State the number of lines in the material below that have "grow" in them, without any other text.

|---|

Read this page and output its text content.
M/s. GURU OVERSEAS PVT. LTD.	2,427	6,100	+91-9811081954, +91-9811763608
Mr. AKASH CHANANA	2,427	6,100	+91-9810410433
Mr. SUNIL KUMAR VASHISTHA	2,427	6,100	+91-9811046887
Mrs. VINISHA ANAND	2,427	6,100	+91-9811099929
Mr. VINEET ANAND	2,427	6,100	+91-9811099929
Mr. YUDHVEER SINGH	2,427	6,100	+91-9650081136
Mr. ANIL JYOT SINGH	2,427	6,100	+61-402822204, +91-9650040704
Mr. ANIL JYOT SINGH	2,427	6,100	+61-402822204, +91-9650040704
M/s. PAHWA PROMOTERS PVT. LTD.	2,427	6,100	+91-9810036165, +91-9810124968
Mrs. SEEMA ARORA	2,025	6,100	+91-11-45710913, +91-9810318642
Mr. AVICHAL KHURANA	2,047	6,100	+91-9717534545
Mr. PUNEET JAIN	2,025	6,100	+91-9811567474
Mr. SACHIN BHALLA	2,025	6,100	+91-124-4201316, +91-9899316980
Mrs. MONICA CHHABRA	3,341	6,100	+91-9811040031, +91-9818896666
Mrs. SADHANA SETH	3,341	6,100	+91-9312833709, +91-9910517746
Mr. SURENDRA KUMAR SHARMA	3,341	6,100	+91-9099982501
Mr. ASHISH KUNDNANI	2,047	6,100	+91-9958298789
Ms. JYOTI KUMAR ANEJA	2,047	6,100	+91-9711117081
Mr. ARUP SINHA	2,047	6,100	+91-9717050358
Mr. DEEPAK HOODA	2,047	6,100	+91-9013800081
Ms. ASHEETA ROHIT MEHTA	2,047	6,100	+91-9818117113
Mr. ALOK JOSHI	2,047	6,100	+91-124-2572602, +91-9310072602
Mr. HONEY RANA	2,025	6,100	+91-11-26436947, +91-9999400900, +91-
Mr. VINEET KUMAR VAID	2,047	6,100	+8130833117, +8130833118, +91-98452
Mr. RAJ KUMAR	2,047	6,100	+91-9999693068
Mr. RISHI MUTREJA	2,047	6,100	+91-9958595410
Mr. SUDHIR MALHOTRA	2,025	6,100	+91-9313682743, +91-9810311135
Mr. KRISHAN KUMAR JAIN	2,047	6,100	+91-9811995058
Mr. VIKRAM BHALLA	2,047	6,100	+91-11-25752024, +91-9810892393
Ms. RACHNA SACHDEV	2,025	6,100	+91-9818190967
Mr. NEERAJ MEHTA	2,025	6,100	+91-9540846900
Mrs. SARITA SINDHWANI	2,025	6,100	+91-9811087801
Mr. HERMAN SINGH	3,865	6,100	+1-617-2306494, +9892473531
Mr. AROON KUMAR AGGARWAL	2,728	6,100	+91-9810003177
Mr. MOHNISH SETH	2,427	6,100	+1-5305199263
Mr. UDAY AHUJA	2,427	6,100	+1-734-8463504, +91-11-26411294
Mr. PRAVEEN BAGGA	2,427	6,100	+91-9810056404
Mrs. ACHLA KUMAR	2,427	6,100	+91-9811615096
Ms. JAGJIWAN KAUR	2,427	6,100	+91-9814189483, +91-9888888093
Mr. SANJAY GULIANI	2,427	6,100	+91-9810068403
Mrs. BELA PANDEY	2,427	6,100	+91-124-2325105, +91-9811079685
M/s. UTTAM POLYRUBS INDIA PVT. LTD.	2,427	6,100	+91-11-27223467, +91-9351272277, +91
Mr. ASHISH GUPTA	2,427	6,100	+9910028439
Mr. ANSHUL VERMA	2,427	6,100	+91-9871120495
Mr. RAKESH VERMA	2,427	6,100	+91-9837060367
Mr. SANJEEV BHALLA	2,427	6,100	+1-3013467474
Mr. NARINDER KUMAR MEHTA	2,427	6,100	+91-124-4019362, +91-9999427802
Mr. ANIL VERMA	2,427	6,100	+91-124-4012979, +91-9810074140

|---|

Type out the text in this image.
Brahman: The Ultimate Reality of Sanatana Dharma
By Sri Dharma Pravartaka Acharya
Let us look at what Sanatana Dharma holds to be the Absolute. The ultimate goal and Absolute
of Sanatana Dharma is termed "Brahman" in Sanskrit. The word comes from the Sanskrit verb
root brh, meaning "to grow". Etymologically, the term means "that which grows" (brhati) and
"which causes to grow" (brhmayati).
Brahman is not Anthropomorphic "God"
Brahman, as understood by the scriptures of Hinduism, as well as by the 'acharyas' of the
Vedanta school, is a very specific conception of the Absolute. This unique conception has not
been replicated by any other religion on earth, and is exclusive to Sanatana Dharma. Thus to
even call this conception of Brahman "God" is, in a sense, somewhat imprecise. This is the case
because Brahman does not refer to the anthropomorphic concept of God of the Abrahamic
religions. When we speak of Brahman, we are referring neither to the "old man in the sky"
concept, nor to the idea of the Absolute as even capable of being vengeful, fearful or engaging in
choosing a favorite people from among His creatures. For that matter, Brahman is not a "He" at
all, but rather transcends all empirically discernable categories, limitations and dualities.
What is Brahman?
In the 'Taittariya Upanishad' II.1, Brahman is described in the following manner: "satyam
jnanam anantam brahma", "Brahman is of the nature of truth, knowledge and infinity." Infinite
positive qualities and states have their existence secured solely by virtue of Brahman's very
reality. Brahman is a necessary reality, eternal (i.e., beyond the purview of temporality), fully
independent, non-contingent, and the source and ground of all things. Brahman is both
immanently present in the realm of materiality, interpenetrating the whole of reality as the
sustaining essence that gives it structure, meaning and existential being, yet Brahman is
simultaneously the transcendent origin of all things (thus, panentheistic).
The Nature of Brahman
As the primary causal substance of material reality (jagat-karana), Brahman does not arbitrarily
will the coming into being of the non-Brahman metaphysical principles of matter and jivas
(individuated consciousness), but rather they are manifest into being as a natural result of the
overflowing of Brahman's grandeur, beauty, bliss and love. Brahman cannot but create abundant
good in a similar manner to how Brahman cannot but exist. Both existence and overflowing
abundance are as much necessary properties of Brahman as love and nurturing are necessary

|---|

:: Finished task ::
2